» Task goal
When a line below contains the string "Halogenesters", show that line.

» Excerpted records
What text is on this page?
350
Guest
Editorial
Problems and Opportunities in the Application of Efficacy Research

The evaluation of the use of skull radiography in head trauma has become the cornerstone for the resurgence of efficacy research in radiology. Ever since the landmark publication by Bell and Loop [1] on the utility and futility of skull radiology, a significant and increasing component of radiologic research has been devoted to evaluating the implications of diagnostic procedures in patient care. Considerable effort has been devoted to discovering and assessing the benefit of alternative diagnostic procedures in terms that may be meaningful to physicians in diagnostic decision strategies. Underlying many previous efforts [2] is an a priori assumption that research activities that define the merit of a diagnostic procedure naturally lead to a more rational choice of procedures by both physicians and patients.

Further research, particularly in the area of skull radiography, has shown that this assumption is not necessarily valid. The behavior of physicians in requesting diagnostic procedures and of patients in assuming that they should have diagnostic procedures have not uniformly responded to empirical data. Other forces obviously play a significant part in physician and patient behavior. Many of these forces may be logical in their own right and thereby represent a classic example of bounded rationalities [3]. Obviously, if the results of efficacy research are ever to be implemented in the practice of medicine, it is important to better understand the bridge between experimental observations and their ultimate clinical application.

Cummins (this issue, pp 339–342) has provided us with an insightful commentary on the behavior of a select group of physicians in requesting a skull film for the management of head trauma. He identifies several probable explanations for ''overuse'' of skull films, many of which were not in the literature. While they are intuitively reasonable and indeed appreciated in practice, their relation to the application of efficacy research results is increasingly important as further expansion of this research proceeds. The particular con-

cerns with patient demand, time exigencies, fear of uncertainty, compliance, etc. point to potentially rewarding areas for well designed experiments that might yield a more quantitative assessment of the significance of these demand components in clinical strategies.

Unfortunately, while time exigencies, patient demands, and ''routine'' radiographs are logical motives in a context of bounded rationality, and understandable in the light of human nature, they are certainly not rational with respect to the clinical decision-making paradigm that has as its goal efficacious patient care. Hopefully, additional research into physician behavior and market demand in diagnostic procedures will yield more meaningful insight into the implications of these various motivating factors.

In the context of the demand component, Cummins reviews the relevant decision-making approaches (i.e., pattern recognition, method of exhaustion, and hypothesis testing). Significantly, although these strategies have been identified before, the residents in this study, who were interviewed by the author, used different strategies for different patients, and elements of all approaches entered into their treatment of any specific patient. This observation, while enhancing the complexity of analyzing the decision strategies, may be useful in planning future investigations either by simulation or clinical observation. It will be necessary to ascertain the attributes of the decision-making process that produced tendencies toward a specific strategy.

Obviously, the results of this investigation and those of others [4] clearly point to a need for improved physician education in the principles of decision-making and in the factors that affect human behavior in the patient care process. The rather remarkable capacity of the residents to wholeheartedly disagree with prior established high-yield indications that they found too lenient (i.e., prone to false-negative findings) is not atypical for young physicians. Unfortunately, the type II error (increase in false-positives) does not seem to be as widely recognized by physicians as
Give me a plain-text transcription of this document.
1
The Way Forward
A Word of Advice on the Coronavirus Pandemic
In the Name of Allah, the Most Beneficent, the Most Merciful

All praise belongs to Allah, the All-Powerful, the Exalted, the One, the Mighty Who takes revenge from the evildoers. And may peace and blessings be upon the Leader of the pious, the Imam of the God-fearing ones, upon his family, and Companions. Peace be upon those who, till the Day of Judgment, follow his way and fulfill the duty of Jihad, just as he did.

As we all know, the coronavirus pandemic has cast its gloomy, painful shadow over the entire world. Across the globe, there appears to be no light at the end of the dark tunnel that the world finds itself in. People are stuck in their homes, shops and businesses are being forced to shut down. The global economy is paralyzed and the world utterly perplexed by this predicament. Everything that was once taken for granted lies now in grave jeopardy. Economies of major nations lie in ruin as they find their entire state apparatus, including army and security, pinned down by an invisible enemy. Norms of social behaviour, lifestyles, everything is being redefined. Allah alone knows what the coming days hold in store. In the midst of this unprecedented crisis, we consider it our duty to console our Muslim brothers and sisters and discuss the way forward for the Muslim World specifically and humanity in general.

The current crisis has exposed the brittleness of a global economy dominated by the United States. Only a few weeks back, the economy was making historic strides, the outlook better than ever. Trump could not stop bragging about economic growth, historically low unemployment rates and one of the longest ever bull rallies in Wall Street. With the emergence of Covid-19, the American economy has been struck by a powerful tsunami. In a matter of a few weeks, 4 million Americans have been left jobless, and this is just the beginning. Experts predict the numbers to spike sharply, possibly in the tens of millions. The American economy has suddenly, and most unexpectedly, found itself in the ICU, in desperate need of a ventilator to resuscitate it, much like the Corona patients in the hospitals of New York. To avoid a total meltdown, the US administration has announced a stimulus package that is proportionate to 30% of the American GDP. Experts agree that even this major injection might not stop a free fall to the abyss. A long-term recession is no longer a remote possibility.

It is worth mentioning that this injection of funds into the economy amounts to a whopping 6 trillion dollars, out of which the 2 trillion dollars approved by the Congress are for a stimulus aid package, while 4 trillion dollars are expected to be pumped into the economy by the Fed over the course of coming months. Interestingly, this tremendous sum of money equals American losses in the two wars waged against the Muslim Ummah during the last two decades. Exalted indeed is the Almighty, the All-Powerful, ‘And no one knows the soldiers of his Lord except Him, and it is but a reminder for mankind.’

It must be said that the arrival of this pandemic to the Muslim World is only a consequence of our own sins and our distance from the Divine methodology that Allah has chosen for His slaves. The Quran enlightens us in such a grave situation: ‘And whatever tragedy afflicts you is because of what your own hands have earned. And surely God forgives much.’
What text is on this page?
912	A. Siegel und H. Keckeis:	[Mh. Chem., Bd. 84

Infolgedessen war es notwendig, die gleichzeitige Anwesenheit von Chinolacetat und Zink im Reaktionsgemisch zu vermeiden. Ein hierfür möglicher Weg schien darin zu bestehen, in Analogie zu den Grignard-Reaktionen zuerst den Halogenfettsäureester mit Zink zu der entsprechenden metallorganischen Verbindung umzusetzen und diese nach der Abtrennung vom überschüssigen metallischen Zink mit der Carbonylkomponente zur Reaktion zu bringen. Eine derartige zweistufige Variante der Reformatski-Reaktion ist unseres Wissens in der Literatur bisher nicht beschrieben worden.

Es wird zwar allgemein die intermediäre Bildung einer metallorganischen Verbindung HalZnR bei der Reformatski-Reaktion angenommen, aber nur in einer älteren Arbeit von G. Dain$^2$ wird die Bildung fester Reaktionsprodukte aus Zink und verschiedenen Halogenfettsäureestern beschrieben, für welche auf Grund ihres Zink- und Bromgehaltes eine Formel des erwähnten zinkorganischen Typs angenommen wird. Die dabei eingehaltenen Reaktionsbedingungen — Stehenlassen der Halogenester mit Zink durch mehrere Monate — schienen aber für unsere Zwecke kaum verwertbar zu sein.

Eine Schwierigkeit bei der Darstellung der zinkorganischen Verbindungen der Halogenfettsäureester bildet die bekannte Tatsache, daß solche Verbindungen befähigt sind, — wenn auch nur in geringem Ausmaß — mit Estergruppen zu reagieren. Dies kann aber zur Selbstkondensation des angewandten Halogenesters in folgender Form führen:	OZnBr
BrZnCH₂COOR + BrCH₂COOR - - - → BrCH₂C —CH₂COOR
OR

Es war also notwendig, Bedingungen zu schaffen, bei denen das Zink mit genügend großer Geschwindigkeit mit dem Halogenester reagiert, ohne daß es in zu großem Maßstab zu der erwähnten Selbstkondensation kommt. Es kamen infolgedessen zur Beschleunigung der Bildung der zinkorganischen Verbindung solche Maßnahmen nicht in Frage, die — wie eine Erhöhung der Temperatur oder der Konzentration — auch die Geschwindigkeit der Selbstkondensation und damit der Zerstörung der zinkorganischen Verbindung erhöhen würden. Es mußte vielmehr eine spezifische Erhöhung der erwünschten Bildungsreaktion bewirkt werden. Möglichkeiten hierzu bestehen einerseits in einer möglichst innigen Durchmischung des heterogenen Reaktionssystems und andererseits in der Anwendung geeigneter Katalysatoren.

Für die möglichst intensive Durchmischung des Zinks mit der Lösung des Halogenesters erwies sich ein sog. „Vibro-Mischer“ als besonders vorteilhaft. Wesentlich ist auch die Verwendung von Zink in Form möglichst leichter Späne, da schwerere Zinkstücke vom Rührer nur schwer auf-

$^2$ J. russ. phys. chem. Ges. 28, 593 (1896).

» Your response
Eine Schwierigkeit bei der Darstellung der zinkorganischen Verbindungen der Halogenfettsäureester bildet die bekannte Tatsache, daß solche Verbindungen befähigt sind, — wenn auch nur in geringem Ausmaß — mit Estergruppen zu reagieren. Dies kann aber zur Selbstkondensation des angewandten Halogenesters in folgender Form führen:	OZnBr
Für die möglichst intensive Durchmischung des Zinks mit der Lösung des Halogenesters erwies sich ein sog. „Vibro-Mischer“ als besonders vorteilhaft. Wesentlich ist auch die Verwendung von Zink in Form möglichst leichter Späne, da schwerere Zinkstücke vom Rührer nur schwer auf-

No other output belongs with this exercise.